● WHAT THE EXERCISE ASKS
Leave out the images and repeat the listing below without a single change.

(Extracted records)
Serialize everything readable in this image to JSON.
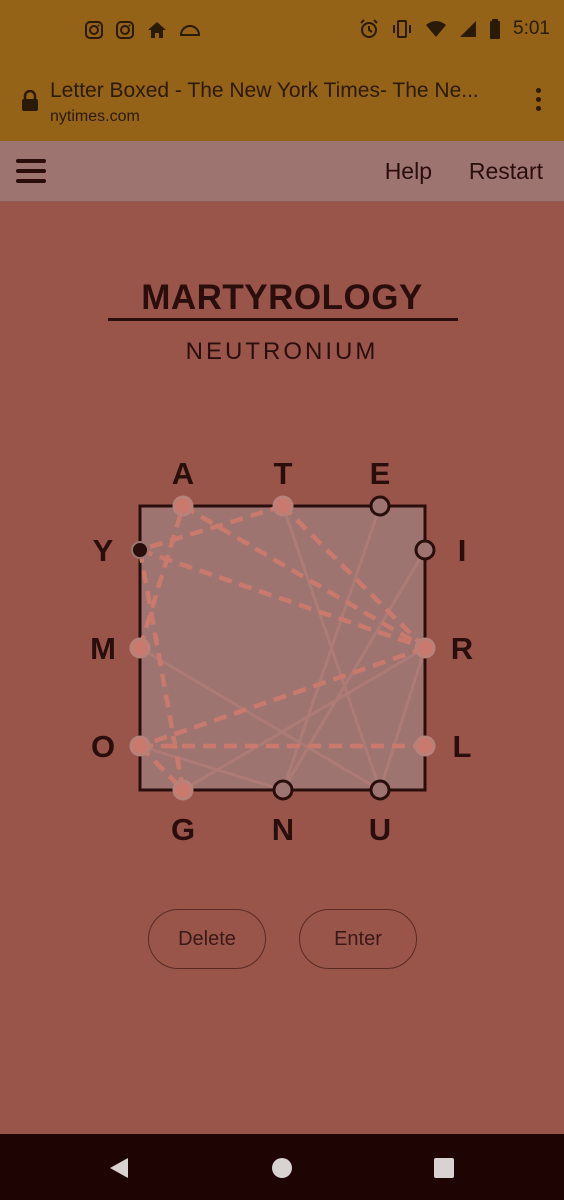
{
  "status_bar": {
    "time": "5:01",
    "left_icons": [
      "instagram-icon",
      "instagram-icon",
      "home-icon",
      "cloud-icon"
    ],
    "right_icons": [
      "alarm-icon",
      "vibrate-icon",
      "wifi-icon",
      "signal-icon",
      "battery-icon"
    ]
  },
  "browser": {
    "title": "Letter Boxed - The New York Times- The Ne...",
    "domain": "nytimes.com"
  },
  "header": {
    "help_label": "Help",
    "restart_label": "Restart"
  },
  "game": {
    "current_word": "MARTYROLOGY",
    "next_word": "NEUTRONIUM",
    "letters": {
      "top": [
        "A",
        "T",
        "E"
      ],
      "right": [
        "I",
        "R",
        "L"
      ],
      "bottom": [
        "G",
        "N",
        "U"
      ],
      "left": [
        "Y",
        "M",
        "O"
      ]
    }
  },
  "buttons": {
    "delete_label": "Delete",
    "enter_label": "Enter"
  },
  "colors": {
    "background": "#9a554b",
    "browser_bar": "#946317",
    "header": "#9e7470",
    "box_fill": "#9e7470",
    "dark": "#2a0e0c",
    "path": "#c97a6c",
    "nav_bar": "#1e0403"
  }
}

● WRITTEN RESPONSE
Serialize everything readable in this image to JSON.
{
  "status_bar": {
    "time": "5:01",
    "left_icons": [
      "instagram-icon",
      "instagram-icon",
      "home-icon",
      "cloud-icon"
    ],
    "right_icons": [
      "alarm-icon",
      "vibrate-icon",
      "wifi-icon",
      "signal-icon",
      "battery-icon"
    ]
  },
  "browser": {
    "title": "Letter Boxed - The New York Times- The Ne...",
    "domain": "nytimes.com"
  },
  "header": {
    "help_label": "Help",
    "restart_label": "Restart"
  },
  "game": {
    "current_word": "MARTYROLOGY",
    "next_word": "NEUTRONIUM",
    "letters": {
      "top": [
        "A",
        "T",
        "E"
      ],
      "right": [
        "I",
        "R",
        "L"
      ],
      "bottom": [
        "G",
        "N",
        "U"
      ],
      "left": [
        "Y",
        "M",
        "O"
      ]
    }
  },
  "buttons": {
    "delete_label": "Delete",
    "enter_label": "Enter"
  },
  "colors": {
    "background": "#9a554b",
    "browser_bar": "#946317",
    "header": "#9e7470",
    "box_fill": "#9e7470",
    "dark": "#2a0e0c",
    "path": "#c97a6c",
    "nav_bar": "#1e0403"
  }
}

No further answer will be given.